## TASK INSTRUCTIONS:
Reproduce the records below line for line without changing anything, but leave the pictures out.

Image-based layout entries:
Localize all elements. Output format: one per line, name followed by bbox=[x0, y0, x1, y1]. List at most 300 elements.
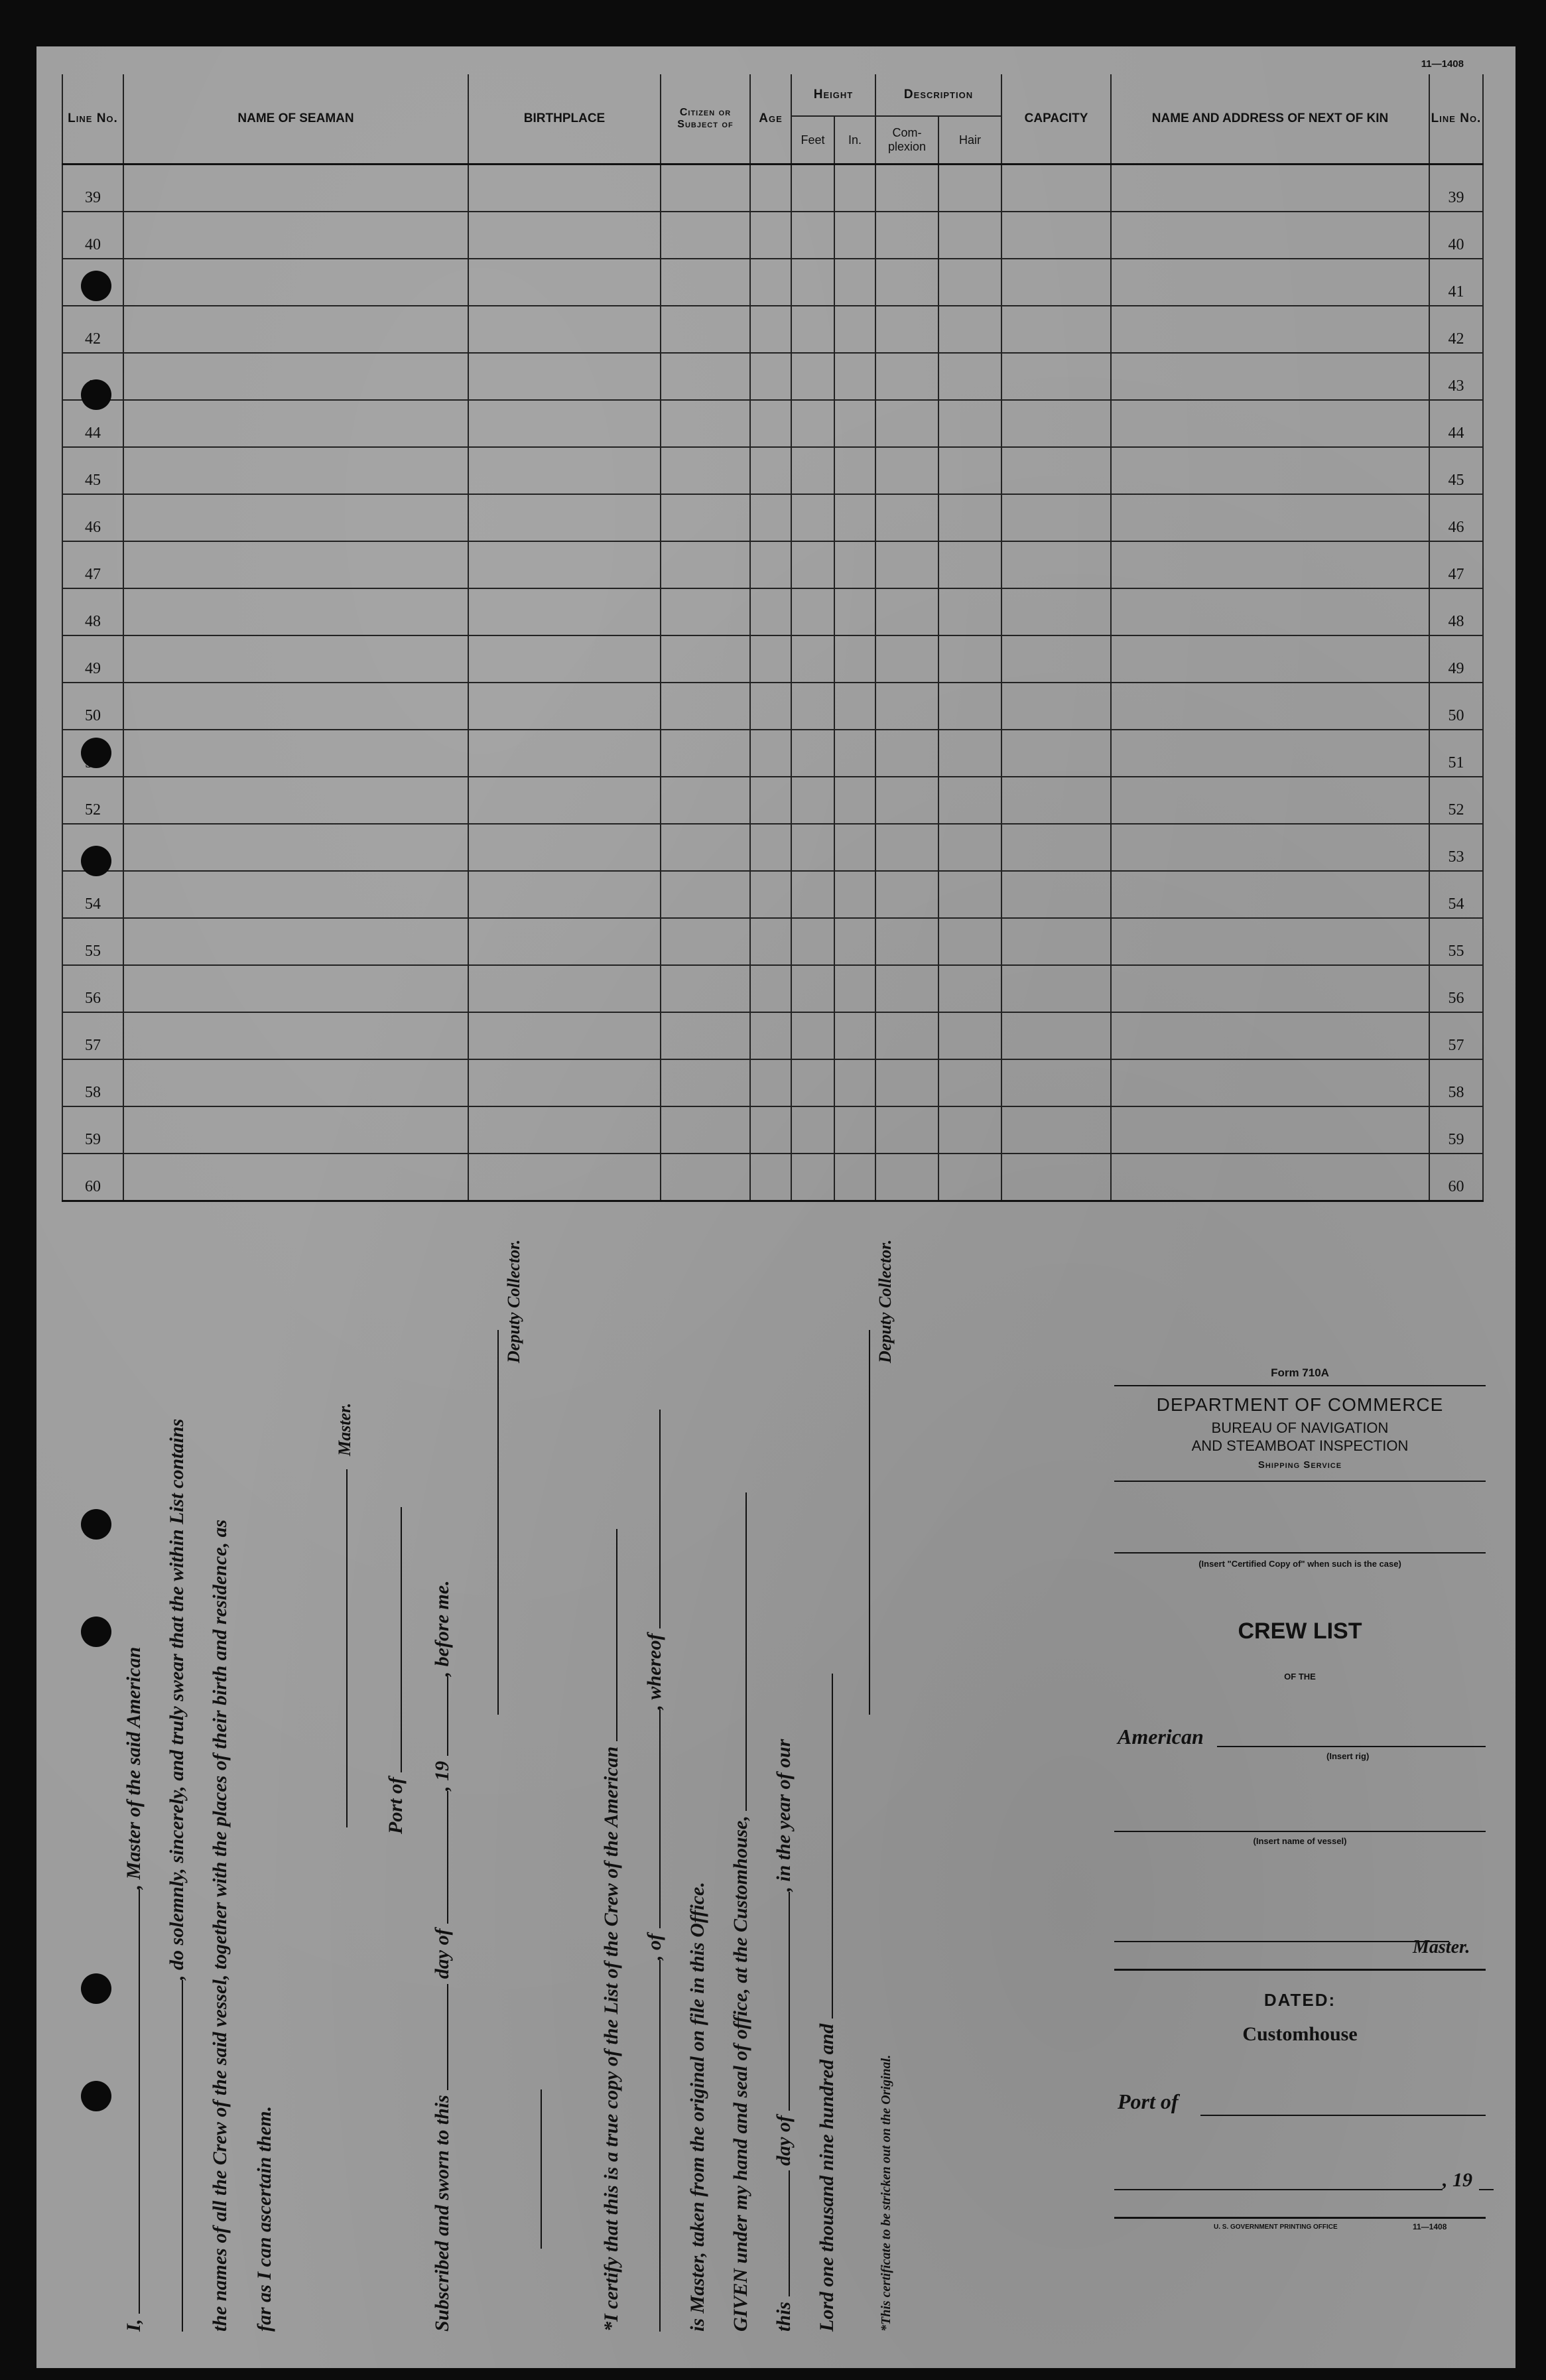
table-row bbox=[62, 965, 1483, 1012]
table-cell[interactable] bbox=[791, 447, 834, 494]
table-cell[interactable] bbox=[1001, 447, 1111, 494]
table-cell[interactable] bbox=[834, 259, 875, 306]
table-cell[interactable] bbox=[123, 730, 468, 777]
table-cell[interactable] bbox=[750, 1154, 791, 1201]
oath-of: , of bbox=[643, 1934, 665, 1960]
table-cell[interactable] bbox=[750, 777, 791, 824]
table-cell[interactable] bbox=[750, 1059, 791, 1106]
table-cell[interactable] bbox=[468, 165, 661, 212]
table-row bbox=[62, 1059, 1483, 1106]
table-cell[interactable] bbox=[1111, 541, 1429, 588]
table-cell[interactable] bbox=[1001, 683, 1111, 730]
table-cell[interactable] bbox=[750, 730, 791, 777]
line-number: 46 bbox=[62, 494, 123, 541]
table-cell[interactable] bbox=[750, 306, 791, 353]
table-cell[interactable] bbox=[123, 871, 468, 918]
table-cell[interactable] bbox=[791, 824, 834, 871]
table-cell[interactable] bbox=[123, 588, 468, 635]
table-cell[interactable] bbox=[661, 965, 750, 1012]
table-cell[interactable] bbox=[750, 918, 791, 965]
line-number-right: 49 bbox=[1429, 635, 1483, 683]
oath-block bbox=[106, 1217, 902, 2332]
table-cell[interactable] bbox=[875, 259, 938, 306]
table-cell[interactable] bbox=[875, 965, 938, 1012]
customhouse-label: Customhouse bbox=[1242, 2023, 1358, 2045]
table-cell[interactable] bbox=[938, 353, 1001, 400]
table-cell[interactable] bbox=[938, 777, 1001, 824]
table-cell[interactable] bbox=[875, 871, 938, 918]
table-cell[interactable] bbox=[834, 777, 875, 824]
table-cell[interactable] bbox=[661, 1012, 750, 1059]
table-cell[interactable] bbox=[750, 541, 791, 588]
table-cell[interactable] bbox=[791, 212, 834, 259]
table-cell[interactable] bbox=[791, 400, 834, 447]
table-cell[interactable] bbox=[1111, 306, 1429, 353]
oath-before-me: , before me. bbox=[431, 1580, 453, 1677]
oath-subscribed: Subscribed and sworn to this bbox=[431, 2095, 453, 2332]
line-number-right: 58 bbox=[1429, 1059, 1483, 1106]
line-number-right: 60 bbox=[1429, 1154, 1483, 1201]
form-number: Form 710A bbox=[1271, 1366, 1329, 1379]
table-cell[interactable] bbox=[938, 259, 1001, 306]
table-cell[interactable] bbox=[791, 165, 834, 212]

## RESULT:
Localize all elements. Output format: one per line, name followed by bbox=[x0, y0, x1, y1]. List at most 300 elements.
table-row bbox=[62, 965, 1483, 1012]
table-cell[interactable] bbox=[791, 447, 834, 494]
table-cell[interactable] bbox=[1001, 447, 1111, 494]
table-cell[interactable] bbox=[834, 259, 875, 306]
table-cell[interactable] bbox=[123, 730, 468, 777]
table-cell[interactable] bbox=[750, 1154, 791, 1201]
oath-of: , of bbox=[643, 1934, 665, 1960]
table-cell[interactable] bbox=[750, 777, 791, 824]
table-cell[interactable] bbox=[750, 1059, 791, 1106]
table-cell[interactable] bbox=[468, 165, 661, 212]
table-row bbox=[62, 1059, 1483, 1106]
table-cell[interactable] bbox=[1111, 541, 1429, 588]
table-cell[interactable] bbox=[1001, 683, 1111, 730]
table-cell[interactable] bbox=[750, 730, 791, 777]
line-number: 46 bbox=[62, 494, 123, 541]
table-cell[interactable] bbox=[750, 306, 791, 353]
table-cell[interactable] bbox=[123, 871, 468, 918]
table-cell[interactable] bbox=[791, 824, 834, 871]
table-cell[interactable] bbox=[123, 588, 468, 635]
table-cell[interactable] bbox=[661, 965, 750, 1012]
table-cell[interactable] bbox=[750, 918, 791, 965]
line-number-right: 49 bbox=[1429, 635, 1483, 683]
oath-block bbox=[106, 1217, 902, 2332]
table-cell[interactable] bbox=[875, 259, 938, 306]
table-cell[interactable] bbox=[875, 965, 938, 1012]
customhouse-label: Customhouse bbox=[1242, 2023, 1358, 2045]
table-cell[interactable] bbox=[938, 353, 1001, 400]
table-cell[interactable] bbox=[938, 777, 1001, 824]
table-cell[interactable] bbox=[875, 871, 938, 918]
table-cell[interactable] bbox=[834, 777, 875, 824]
table-cell[interactable] bbox=[661, 1012, 750, 1059]
table-cell[interactable] bbox=[750, 541, 791, 588]
table-cell[interactable] bbox=[791, 212, 834, 259]
table-cell[interactable] bbox=[791, 400, 834, 447]
table-cell[interactable] bbox=[1111, 306, 1429, 353]
oath-before-me: , before me. bbox=[431, 1580, 453, 1677]
oath-subscribed: Subscribed and sworn to this bbox=[431, 2095, 453, 2332]
line-number-right: 58 bbox=[1429, 1059, 1483, 1106]
line-number-right: 60 bbox=[1429, 1154, 1483, 1201]
form-number: Form 710A bbox=[1271, 1366, 1329, 1379]
table-cell[interactable] bbox=[938, 259, 1001, 306]
table-cell[interactable] bbox=[791, 165, 834, 212]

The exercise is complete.